**Goal:**
Write out each line exactly as it stands, please.

══════════

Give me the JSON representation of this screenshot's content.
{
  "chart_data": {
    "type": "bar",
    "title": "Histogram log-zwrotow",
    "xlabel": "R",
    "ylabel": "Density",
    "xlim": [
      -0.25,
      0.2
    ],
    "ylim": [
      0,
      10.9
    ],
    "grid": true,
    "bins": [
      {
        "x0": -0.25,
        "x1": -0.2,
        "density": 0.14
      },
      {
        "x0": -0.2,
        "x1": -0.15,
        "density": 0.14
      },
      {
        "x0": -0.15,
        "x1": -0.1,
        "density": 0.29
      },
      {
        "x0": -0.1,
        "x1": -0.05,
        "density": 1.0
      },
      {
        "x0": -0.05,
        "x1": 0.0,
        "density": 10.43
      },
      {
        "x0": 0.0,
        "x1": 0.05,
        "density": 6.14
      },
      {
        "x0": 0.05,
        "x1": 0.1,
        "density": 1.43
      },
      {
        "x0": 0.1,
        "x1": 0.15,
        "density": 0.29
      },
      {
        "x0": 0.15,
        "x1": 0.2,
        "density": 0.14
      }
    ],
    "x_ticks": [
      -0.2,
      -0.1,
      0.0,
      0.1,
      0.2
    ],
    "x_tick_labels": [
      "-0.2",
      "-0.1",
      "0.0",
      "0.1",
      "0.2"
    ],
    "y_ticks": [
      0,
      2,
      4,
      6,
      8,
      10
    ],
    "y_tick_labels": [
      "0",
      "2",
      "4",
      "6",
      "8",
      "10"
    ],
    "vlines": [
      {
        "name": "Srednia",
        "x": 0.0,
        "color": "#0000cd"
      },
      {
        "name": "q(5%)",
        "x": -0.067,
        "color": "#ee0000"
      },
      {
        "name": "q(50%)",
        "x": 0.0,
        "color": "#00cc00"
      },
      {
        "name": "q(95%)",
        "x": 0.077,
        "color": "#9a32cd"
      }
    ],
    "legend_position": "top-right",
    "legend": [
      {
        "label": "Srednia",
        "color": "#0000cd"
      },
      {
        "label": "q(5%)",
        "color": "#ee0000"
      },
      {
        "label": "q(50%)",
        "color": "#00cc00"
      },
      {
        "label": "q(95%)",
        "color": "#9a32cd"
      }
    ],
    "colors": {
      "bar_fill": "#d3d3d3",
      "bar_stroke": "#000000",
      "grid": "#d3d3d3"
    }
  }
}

══════════

**Answer to this task:**
Give me the JSON representation of this screenshot's content.
{
  "chart_data": {
    "type": "bar",
    "title": "Histogram log-zwrotow",
    "xlabel": "R",
    "ylabel": "Density",
    "xlim": [
      -0.25,
      0.2
    ],
    "ylim": [
      0,
      10.9
    ],
    "grid": true,
    "bins": [
      {
        "x0": -0.25,
        "x1": -0.2,
        "density": 0.14
      },
      {
        "x0": -0.2,
        "x1": -0.15,
        "density": 0.14
      },
      {
        "x0": -0.15,
        "x1": -0.1,
        "density": 0.29
      },
      {
        "x0": -0.1,
        "x1": -0.05,
        "density": 1.0
      },
      {
        "x0": -0.05,
        "x1": 0.0,
        "density": 10.43
      },
      {
        "x0": 0.0,
        "x1": 0.05,
        "density": 6.14
      },
      {
        "x0": 0.05,
        "x1": 0.1,
        "density": 1.43
      },
      {
        "x0": 0.1,
        "x1": 0.15,
        "density": 0.29
      },
      {
        "x0": 0.15,
        "x1": 0.2,
        "density": 0.14
      }
    ],
    "x_ticks": [
      -0.2,
      -0.1,
      0.0,
      0.1,
      0.2
    ],
    "x_tick_labels": [
      "-0.2",
      "-0.1",
      "0.0",
      "0.1",
      "0.2"
    ],
    "y_ticks": [
      0,
      2,
      4,
      6,
      8,
      10
    ],
    "y_tick_labels": [
      "0",
      "2",
      "4",
      "6",
      "8",
      "10"
    ],
    "vlines": [
      {
        "name": "Srednia",
        "x": 0.0,
        "color": "#0000cd"
      },
      {
        "name": "q(5%)",
        "x": -0.067,
        "color": "#ee0000"
      },
      {
        "name": "q(50%)",
        "x": 0.0,
        "color": "#00cc00"
      },
      {
        "name": "q(95%)",
        "x": 0.077,
        "color": "#9a32cd"
      }
    ],
    "legend_position": "top-right",
    "legend": [
      {
        "label": "Srednia",
        "color": "#0000cd"
      },
      {
        "label": "q(5%)",
        "color": "#ee0000"
      },
      {
        "label": "q(50%)",
        "color": "#00cc00"
      },
      {
        "label": "q(95%)",
        "color": "#9a32cd"
      }
    ],
    "colors": {
      "bar_fill": "#d3d3d3",
      "bar_stroke": "#000000",
      "grid": "#d3d3d3"
    }
  }
}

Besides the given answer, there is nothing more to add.